▶ [PROMPT]:
Quote all entries in full, exactly.

+ + + + + + +

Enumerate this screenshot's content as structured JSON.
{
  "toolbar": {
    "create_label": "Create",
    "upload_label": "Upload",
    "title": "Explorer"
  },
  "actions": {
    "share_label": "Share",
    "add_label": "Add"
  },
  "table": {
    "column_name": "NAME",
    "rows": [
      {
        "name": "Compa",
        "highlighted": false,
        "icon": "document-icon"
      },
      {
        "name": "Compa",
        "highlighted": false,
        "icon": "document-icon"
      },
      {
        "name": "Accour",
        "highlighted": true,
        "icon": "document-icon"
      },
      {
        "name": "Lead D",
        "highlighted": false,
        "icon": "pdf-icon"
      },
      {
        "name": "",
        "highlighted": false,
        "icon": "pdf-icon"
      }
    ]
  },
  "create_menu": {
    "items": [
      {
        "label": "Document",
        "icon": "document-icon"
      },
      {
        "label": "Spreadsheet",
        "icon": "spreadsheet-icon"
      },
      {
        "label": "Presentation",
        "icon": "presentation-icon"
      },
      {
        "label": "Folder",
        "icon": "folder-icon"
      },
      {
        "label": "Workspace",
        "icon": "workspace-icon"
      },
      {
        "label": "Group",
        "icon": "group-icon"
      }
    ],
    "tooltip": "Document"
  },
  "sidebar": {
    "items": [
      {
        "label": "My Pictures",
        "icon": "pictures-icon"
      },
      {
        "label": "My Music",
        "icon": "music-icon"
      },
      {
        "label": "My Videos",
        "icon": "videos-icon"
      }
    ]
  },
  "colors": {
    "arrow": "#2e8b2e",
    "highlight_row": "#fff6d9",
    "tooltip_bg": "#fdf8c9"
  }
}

+ + + + + + +

▶ [RESPONSE]:
Enumerate this screenshot's content as structured JSON.
{
  "toolbar": {
    "create_label": "Create",
    "upload_label": "Upload",
    "title": "Explorer"
  },
  "actions": {
    "share_label": "Share",
    "add_label": "Add"
  },
  "table": {
    "column_name": "NAME",
    "rows": [
      {
        "name": "Compa",
        "highlighted": false,
        "icon": "document-icon"
      },
      {
        "name": "Compa",
        "highlighted": false,
        "icon": "document-icon"
      },
      {
        "name": "Accour",
        "highlighted": true,
        "icon": "document-icon"
      },
      {
        "name": "Lead D",
        "highlighted": false,
        "icon": "pdf-icon"
      },
      {
        "name": "",
        "highlighted": false,
        "icon": "pdf-icon"
      }
    ]
  },
  "create_menu": {
    "items": [
      {
        "label": "Document",
        "icon": "document-icon"
      },
      {
        "label": "Spreadsheet",
        "icon": "spreadsheet-icon"
      },
      {
        "label": "Presentation",
        "icon": "presentation-icon"
      },
      {
        "label": "Folder",
        "icon": "folder-icon"
      },
      {
        "label": "Workspace",
        "icon": "workspace-icon"
      },
      {
        "label": "Group",
        "icon": "group-icon"
      }
    ],
    "tooltip": "Document"
  },
  "sidebar": {
    "items": [
      {
        "label": "My Pictures",
        "icon": "pictures-icon"
      },
      {
        "label": "My Music",
        "icon": "music-icon"
      },
      {
        "label": "My Videos",
        "icon": "videos-icon"
      }
    ]
  },
  "colors": {
    "arrow": "#2e8b2e",
    "highlight_row": "#fff6d9",
    "tooltip_bg": "#fdf8c9"
  }
}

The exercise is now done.